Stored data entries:

______________________________

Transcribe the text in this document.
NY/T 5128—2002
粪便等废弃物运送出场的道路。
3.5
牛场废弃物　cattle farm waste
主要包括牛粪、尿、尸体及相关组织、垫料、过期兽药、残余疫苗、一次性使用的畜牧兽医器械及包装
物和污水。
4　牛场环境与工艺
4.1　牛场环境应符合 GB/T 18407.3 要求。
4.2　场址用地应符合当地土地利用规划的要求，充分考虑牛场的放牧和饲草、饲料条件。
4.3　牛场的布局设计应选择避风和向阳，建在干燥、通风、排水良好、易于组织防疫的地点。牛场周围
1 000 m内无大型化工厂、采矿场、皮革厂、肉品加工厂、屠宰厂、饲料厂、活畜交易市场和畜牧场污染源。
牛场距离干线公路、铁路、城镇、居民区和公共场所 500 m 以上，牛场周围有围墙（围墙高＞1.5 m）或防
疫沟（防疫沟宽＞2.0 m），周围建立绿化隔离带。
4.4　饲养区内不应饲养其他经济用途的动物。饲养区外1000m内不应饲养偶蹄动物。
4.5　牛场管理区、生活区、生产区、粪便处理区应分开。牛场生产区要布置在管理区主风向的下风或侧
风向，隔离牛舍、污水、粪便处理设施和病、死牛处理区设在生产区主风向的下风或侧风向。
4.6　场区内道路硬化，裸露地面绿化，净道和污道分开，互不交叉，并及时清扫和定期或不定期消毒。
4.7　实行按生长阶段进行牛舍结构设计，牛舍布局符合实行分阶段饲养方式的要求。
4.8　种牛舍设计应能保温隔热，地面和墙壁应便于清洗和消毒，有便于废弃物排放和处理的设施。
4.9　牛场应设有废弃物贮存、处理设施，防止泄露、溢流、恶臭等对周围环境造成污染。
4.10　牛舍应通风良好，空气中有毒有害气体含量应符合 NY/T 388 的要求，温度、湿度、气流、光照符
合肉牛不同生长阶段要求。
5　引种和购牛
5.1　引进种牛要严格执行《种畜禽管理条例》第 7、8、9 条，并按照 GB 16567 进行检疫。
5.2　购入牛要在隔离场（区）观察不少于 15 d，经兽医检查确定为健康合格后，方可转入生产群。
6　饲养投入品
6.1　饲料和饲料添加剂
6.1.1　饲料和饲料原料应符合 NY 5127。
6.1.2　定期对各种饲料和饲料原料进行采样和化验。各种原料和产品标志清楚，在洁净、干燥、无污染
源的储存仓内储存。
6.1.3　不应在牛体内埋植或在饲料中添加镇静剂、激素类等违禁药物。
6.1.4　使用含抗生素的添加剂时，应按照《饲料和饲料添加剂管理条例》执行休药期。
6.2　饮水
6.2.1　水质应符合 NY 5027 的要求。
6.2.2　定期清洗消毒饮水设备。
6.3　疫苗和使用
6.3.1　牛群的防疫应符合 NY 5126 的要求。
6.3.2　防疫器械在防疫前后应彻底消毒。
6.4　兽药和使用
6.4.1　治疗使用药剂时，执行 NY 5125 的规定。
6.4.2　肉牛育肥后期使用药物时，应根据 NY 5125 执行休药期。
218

______________________________

Directions for this task - Recite the full listing above exactly.

Written reply -
Transcribe the text in this document.
NY/T 5128—2002
粪便等废弃物运送出场的道路。
3.5
牛场废弃物　cattle farm waste
主要包括牛粪、尿、尸体及相关组织、垫料、过期兽药、残余疫苗、一次性使用的畜牧兽医器械及包装
物和污水。
4　牛场环境与工艺
4.1　牛场环境应符合 GB/T 18407.3 要求。
4.2　场址用地应符合当地土地利用规划的要求，充分考虑牛场的放牧和饲草、饲料条件。
4.3　牛场的布局设计应选择避风和向阳，建在干燥、通风、排水良好、易于组织防疫的地点。牛场周围
1 000 m内无大型化工厂、采矿场、皮革厂、肉品加工厂、屠宰厂、饲料厂、活畜交易市场和畜牧场污染源。
牛场距离干线公路、铁路、城镇、居民区和公共场所 500 m 以上，牛场周围有围墙（围墙高＞1.5 m）或防
疫沟（防疫沟宽＞2.0 m），周围建立绿化隔离带。
4.4　饲养区内不应饲养其他经济用途的动物。饲养区外1000m内不应饲养偶蹄动物。
4.5　牛场管理区、生活区、生产区、粪便处理区应分开。牛场生产区要布置在管理区主风向的下风或侧
风向，隔离牛舍、污水、粪便处理设施和病、死牛处理区设在生产区主风向的下风或侧风向。
4.6　场区内道路硬化，裸露地面绿化，净道和污道分开，互不交叉，并及时清扫和定期或不定期消毒。
4.7　实行按生长阶段进行牛舍结构设计，牛舍布局符合实行分阶段饲养方式的要求。
4.8　种牛舍设计应能保温隔热，地面和墙壁应便于清洗和消毒，有便于废弃物排放和处理的设施。
4.9　牛场应设有废弃物贮存、处理设施，防止泄露、溢流、恶臭等对周围环境造成污染。
4.10　牛舍应通风良好，空气中有毒有害气体含量应符合 NY/T 388 的要求，温度、湿度、气流、光照符
合肉牛不同生长阶段要求。
5　引种和购牛
5.1　引进种牛要严格执行《种畜禽管理条例》第 7、8、9 条，并按照 GB 16567 进行检疫。
5.2　购入牛要在隔离场（区）观察不少于 15 d，经兽医检查确定为健康合格后，方可转入生产群。
6　饲养投入品
6.1　饲料和饲料添加剂
6.1.1　饲料和饲料原料应符合 NY 5127。
6.1.2　定期对各种饲料和饲料原料进行采样和化验。各种原料和产品标志清楚，在洁净、干燥、无污染
源的储存仓内储存。
6.1.3　不应在牛体内埋植或在饲料中添加镇静剂、激素类等违禁药物。
6.1.4　使用含抗生素的添加剂时，应按照《饲料和饲料添加剂管理条例》执行休药期。
6.2　饮水
6.2.1　水质应符合 NY 5027 的要求。
6.2.2　定期清洗消毒饮水设备。
6.3　疫苗和使用
6.3.1　牛群的防疫应符合 NY 5126 的要求。
6.3.2　防疫器械在防疫前后应彻底消毒。
6.4　兽药和使用
6.4.1　治疗使用药剂时，执行 NY 5125 的规定。
6.4.2　肉牛育肥后期使用药物时，应根据 NY 5125 执行休药期。
218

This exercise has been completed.